■ **SUPPLIED MATERIAL**

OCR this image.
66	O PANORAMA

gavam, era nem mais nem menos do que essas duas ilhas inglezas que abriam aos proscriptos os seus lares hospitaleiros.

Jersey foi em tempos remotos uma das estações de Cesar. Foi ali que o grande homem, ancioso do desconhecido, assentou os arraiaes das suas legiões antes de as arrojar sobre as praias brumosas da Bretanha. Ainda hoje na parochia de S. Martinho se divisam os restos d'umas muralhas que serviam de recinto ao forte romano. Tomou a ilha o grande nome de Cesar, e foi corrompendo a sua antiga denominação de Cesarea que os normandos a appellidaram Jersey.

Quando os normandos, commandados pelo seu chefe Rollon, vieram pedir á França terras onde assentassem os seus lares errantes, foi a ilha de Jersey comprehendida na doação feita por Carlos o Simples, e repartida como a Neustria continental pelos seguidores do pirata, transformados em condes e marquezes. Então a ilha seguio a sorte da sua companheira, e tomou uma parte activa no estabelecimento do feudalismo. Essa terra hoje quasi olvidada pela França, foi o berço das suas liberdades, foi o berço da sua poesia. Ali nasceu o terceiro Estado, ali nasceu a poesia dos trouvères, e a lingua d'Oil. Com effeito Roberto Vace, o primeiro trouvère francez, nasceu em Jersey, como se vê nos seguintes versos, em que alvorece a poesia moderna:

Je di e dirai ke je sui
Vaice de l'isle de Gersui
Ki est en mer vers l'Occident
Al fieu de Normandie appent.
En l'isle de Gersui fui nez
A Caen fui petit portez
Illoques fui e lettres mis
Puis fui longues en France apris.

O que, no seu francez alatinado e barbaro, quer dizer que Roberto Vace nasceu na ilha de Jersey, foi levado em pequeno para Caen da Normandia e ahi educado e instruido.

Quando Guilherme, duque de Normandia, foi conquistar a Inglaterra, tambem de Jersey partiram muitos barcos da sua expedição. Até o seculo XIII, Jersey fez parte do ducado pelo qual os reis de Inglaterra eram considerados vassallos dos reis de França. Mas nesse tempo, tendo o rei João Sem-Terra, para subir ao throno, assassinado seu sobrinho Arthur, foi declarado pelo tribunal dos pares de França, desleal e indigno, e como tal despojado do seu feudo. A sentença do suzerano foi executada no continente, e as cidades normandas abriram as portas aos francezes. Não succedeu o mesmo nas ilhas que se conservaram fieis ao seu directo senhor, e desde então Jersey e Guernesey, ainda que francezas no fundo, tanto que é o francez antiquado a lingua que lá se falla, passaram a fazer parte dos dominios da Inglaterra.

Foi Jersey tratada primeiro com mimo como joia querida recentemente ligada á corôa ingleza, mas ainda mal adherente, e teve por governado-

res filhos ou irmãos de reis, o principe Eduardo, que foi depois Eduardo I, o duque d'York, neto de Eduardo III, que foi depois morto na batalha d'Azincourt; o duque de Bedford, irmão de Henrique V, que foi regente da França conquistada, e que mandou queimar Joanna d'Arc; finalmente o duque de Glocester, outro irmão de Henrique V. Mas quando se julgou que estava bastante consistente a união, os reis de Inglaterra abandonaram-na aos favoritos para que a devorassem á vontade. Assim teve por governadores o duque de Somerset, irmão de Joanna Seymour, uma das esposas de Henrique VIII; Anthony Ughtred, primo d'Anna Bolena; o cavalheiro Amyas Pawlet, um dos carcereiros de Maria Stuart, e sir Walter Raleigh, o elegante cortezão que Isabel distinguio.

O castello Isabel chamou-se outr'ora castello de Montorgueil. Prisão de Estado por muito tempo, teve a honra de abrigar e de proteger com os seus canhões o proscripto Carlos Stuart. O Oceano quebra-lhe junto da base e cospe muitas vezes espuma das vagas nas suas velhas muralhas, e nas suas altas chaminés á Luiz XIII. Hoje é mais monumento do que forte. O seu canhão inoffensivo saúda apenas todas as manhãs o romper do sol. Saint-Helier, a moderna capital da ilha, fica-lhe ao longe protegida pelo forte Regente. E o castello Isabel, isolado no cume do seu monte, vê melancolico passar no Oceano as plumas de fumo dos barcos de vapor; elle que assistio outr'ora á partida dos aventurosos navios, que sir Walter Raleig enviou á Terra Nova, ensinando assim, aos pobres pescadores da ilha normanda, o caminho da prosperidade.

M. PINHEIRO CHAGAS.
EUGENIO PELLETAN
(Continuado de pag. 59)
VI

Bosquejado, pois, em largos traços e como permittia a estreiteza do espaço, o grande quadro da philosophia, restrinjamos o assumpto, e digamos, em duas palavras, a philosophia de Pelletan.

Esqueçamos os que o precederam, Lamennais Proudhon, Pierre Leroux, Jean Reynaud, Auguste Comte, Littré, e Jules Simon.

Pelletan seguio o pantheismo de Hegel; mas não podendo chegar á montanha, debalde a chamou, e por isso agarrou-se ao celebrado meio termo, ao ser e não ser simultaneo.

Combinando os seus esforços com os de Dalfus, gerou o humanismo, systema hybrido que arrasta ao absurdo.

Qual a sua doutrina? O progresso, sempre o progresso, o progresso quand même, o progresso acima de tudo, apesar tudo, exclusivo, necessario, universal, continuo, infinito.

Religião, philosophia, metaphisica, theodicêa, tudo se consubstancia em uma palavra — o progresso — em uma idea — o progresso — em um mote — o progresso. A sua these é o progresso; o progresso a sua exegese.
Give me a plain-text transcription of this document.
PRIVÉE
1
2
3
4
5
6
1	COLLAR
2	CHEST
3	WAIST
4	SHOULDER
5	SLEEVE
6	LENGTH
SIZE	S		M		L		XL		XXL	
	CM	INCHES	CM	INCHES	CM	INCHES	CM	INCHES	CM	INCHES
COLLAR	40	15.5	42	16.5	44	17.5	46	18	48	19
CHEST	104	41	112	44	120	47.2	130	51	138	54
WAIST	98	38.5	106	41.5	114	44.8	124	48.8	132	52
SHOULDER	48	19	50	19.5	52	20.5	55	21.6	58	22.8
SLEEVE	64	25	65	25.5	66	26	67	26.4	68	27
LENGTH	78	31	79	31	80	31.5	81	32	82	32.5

■ **WHAT IS EXPECTED**
Check each line of the material above for "COLLAR" and say how many lines contain it, giving the number alone.

■ **RESPONSE TO THE EXERCISE**
2